## Begin Input material
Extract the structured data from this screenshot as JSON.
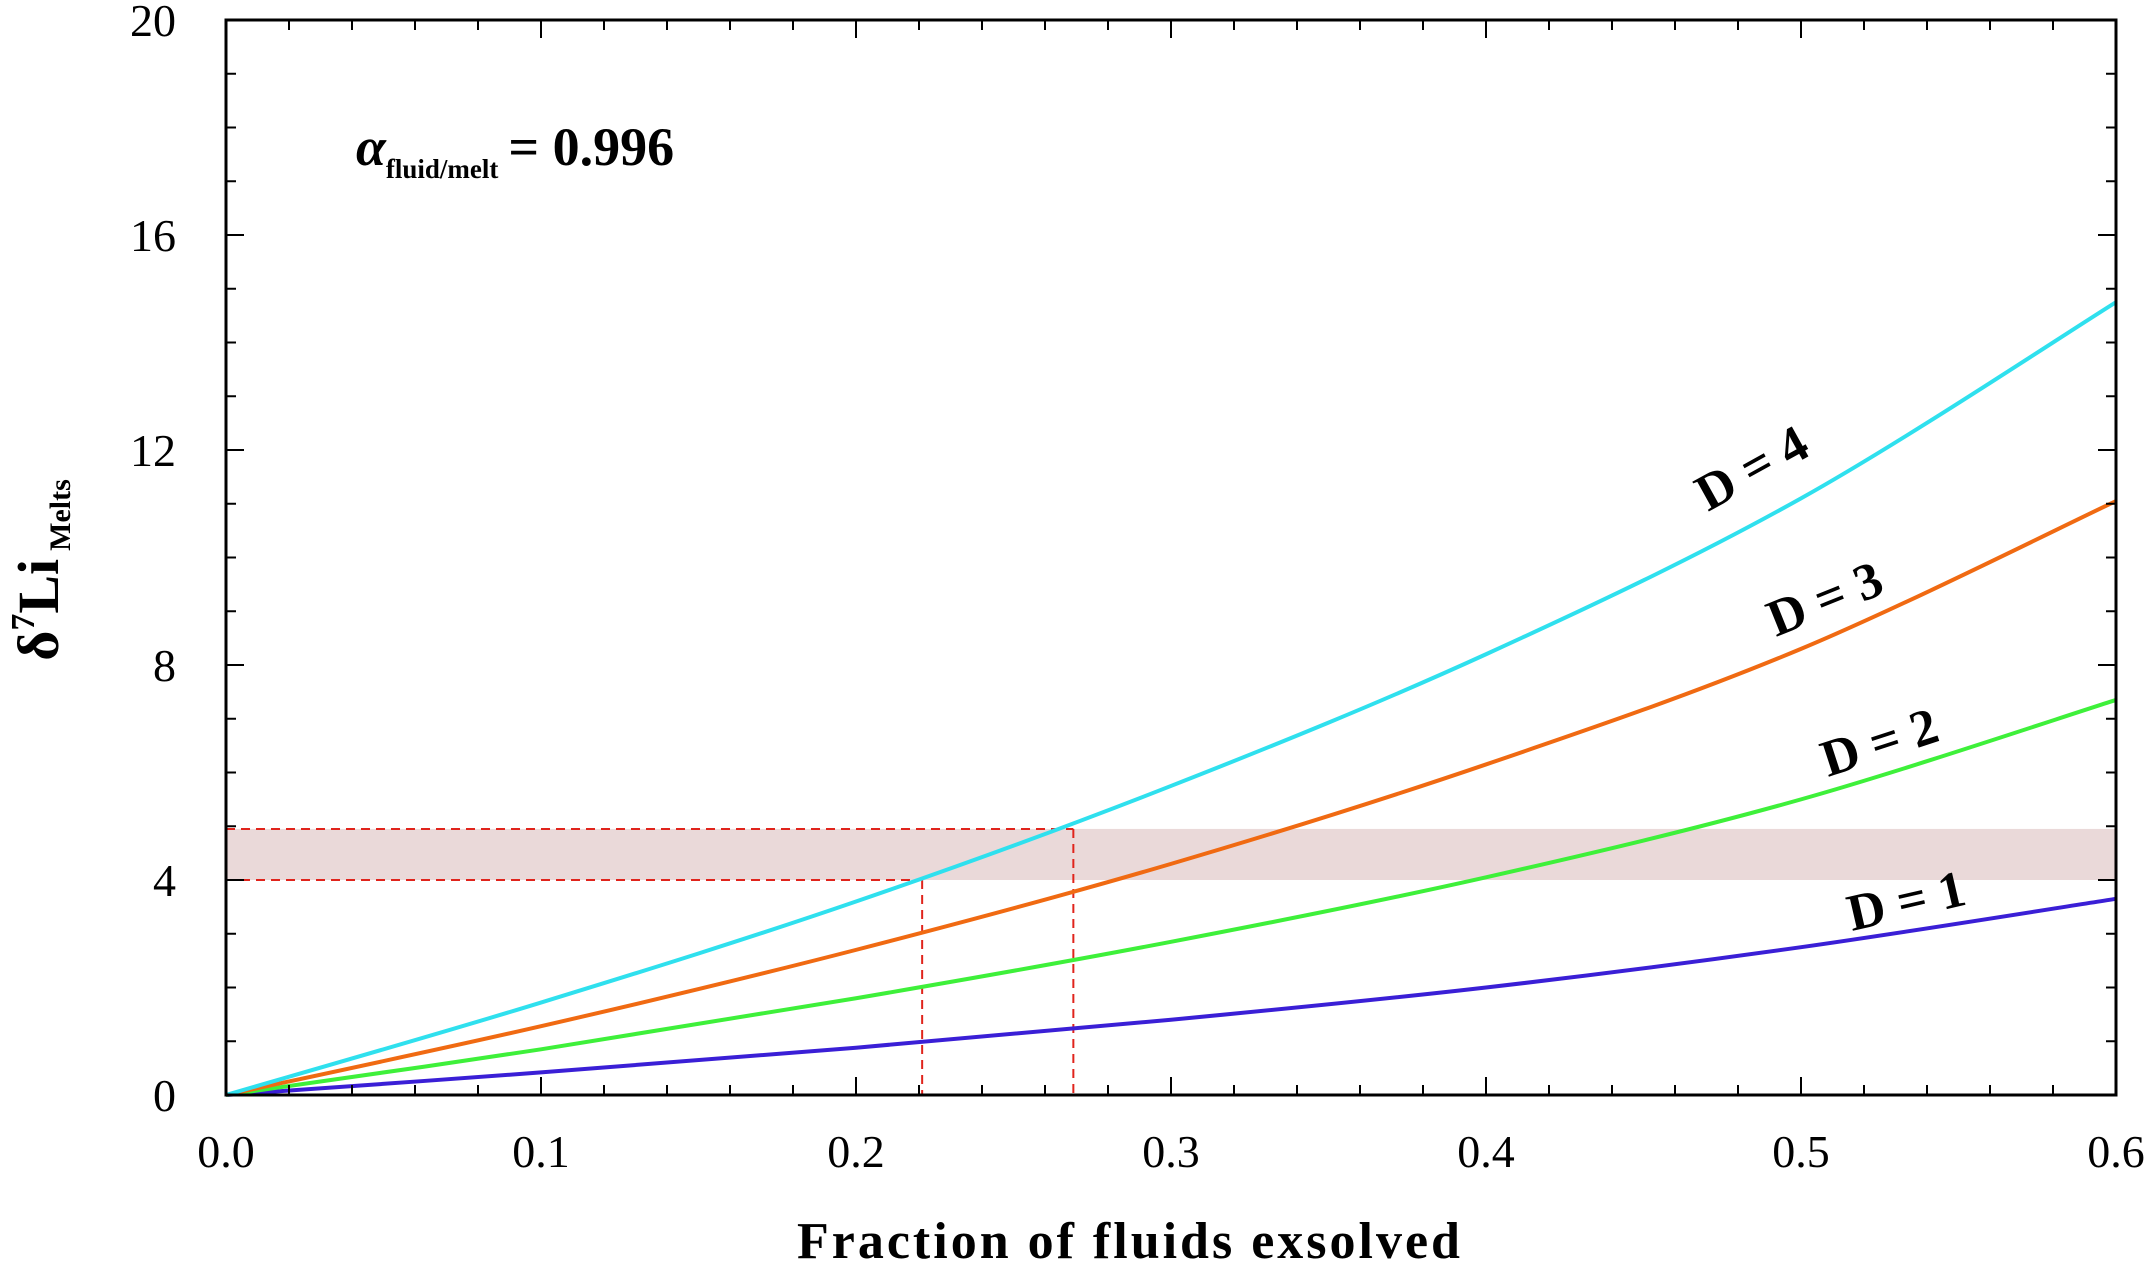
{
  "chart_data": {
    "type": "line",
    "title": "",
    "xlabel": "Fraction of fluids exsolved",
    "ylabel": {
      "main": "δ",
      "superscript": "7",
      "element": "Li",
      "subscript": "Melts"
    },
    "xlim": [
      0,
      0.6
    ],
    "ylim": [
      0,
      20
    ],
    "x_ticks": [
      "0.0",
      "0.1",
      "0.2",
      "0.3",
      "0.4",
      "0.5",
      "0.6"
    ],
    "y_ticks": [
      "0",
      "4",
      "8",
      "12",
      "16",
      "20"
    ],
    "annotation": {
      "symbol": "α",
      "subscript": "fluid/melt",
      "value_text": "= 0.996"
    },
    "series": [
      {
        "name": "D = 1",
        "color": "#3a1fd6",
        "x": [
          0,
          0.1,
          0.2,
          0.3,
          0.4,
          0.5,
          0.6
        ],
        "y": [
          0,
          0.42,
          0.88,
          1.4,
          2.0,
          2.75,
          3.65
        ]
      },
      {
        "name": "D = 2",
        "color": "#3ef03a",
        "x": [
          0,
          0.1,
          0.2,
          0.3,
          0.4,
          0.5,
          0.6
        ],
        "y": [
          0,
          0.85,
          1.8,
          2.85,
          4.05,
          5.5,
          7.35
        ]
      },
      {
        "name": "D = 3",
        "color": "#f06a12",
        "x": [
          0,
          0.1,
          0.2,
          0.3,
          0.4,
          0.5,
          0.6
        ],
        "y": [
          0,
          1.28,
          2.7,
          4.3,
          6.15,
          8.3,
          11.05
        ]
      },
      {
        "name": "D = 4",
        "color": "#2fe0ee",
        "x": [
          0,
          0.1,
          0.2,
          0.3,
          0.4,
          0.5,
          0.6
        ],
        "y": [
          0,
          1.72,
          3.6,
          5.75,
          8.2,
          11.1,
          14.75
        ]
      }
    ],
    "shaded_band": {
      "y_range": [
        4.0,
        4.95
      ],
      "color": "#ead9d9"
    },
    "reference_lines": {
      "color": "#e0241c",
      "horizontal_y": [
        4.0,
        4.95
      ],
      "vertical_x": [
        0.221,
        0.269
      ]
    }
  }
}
## End Input material
— Brief —
Leave out the pictures and repeat everything else in the records exactly.

— Answer for the task —
Extract the structured data from this screenshot as JSON.
{
  "chart_data": {
    "type": "line",
    "title": "",
    "xlabel": "Fraction of fluids exsolved",
    "ylabel": {
      "main": "δ",
      "superscript": "7",
      "element": "Li",
      "subscript": "Melts"
    },
    "xlim": [
      0,
      0.6
    ],
    "ylim": [
      0,
      20
    ],
    "x_ticks": [
      "0.0",
      "0.1",
      "0.2",
      "0.3",
      "0.4",
      "0.5",
      "0.6"
    ],
    "y_ticks": [
      "0",
      "4",
      "8",
      "12",
      "16",
      "20"
    ],
    "annotation": {
      "symbol": "α",
      "subscript": "fluid/melt",
      "value_text": "= 0.996"
    },
    "series": [
      {
        "name": "D = 1",
        "color": "#3a1fd6",
        "x": [
          0,
          0.1,
          0.2,
          0.3,
          0.4,
          0.5,
          0.6
        ],
        "y": [
          0,
          0.42,
          0.88,
          1.4,
          2.0,
          2.75,
          3.65
        ]
      },
      {
        "name": "D = 2",
        "color": "#3ef03a",
        "x": [
          0,
          0.1,
          0.2,
          0.3,
          0.4,
          0.5,
          0.6
        ],
        "y": [
          0,
          0.85,
          1.8,
          2.85,
          4.05,
          5.5,
          7.35
        ]
      },
      {
        "name": "D = 3",
        "color": "#f06a12",
        "x": [
          0,
          0.1,
          0.2,
          0.3,
          0.4,
          0.5,
          0.6
        ],
        "y": [
          0,
          1.28,
          2.7,
          4.3,
          6.15,
          8.3,
          11.05
        ]
      },
      {
        "name": "D = 4",
        "color": "#2fe0ee",
        "x": [
          0,
          0.1,
          0.2,
          0.3,
          0.4,
          0.5,
          0.6
        ],
        "y": [
          0,
          1.72,
          3.6,
          5.75,
          8.2,
          11.1,
          14.75
        ]
      }
    ],
    "shaded_band": {
      "y_range": [
        4.0,
        4.95
      ],
      "color": "#ead9d9"
    },
    "reference_lines": {
      "color": "#e0241c",
      "horizontal_y": [
        4.0,
        4.95
      ],
      "vertical_x": [
        0.221,
        0.269
      ]
    }
  }
}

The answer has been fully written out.